┌──
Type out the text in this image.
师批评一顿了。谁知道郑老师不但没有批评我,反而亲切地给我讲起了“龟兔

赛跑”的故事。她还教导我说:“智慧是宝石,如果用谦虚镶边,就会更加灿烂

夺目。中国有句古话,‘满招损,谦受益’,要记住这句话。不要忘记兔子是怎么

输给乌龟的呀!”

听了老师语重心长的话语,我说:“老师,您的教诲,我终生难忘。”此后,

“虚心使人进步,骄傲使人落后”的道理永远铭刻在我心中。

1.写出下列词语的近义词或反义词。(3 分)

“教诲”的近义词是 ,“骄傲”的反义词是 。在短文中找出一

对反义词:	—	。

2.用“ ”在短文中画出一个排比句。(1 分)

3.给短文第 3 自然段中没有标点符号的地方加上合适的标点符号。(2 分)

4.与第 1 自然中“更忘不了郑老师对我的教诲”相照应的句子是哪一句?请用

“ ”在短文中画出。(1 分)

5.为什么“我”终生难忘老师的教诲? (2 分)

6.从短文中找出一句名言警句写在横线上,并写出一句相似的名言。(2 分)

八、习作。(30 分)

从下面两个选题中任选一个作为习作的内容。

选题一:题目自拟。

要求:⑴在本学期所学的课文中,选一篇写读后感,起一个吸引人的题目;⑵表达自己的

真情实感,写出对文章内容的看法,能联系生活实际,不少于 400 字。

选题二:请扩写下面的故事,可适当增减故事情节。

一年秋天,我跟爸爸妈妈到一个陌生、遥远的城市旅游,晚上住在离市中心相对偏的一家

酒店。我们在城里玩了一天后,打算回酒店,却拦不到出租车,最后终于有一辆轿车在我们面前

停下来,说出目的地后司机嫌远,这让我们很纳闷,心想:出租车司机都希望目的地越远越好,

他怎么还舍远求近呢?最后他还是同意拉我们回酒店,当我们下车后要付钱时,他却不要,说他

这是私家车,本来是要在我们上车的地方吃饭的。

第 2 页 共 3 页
└──
TASK PROMPT: Retype every record above exactly as written.

SOLUTION:
Type out the text in this image.
师批评一顿了。谁知道郑老师不但没有批评我,反而亲切地给我讲起了“龟兔

赛跑”的故事。她还教导我说:“智慧是宝石,如果用谦虚镶边,就会更加灿烂

夺目。中国有句古话,‘满招损,谦受益’,要记住这句话。不要忘记兔子是怎么

输给乌龟的呀!”

听了老师语重心长的话语,我说:“老师,您的教诲,我终生难忘。”此后,

“虚心使人进步,骄傲使人落后”的道理永远铭刻在我心中。

1.写出下列词语的近义词或反义词。(3 分)

“教诲”的近义词是 ,“骄傲”的反义词是 。在短文中找出一

对反义词:	—	。

2.用“ ”在短文中画出一个排比句。(1 分)

3.给短文第 3 自然段中没有标点符号的地方加上合适的标点符号。(2 分)

4.与第 1 自然中“更忘不了郑老师对我的教诲”相照应的句子是哪一句?请用

“ ”在短文中画出。(1 分)

5.为什么“我”终生难忘老师的教诲? (2 分)

6.从短文中找出一句名言警句写在横线上,并写出一句相似的名言。(2 分)

八、习作。(30 分)

从下面两个选题中任选一个作为习作的内容。

选题一:题目自拟。

要求:⑴在本学期所学的课文中,选一篇写读后感,起一个吸引人的题目;⑵表达自己的

真情实感,写出对文章内容的看法,能联系生活实际,不少于 400 字。

选题二:请扩写下面的故事,可适当增减故事情节。

一年秋天,我跟爸爸妈妈到一个陌生、遥远的城市旅游,晚上住在离市中心相对偏的一家

酒店。我们在城里玩了一天后,打算回酒店,却拦不到出租车,最后终于有一辆轿车在我们面前

停下来,说出目的地后司机嫌远,这让我们很纳闷,心想:出租车司机都希望目的地越远越好,

他怎么还舍远求近呢?最后他还是同意拉我们回酒店,当我们下车后要付钱时,他却不要,说他

这是私家车,本来是要在我们上车的地方吃饭的。

第 2 页 共 3 页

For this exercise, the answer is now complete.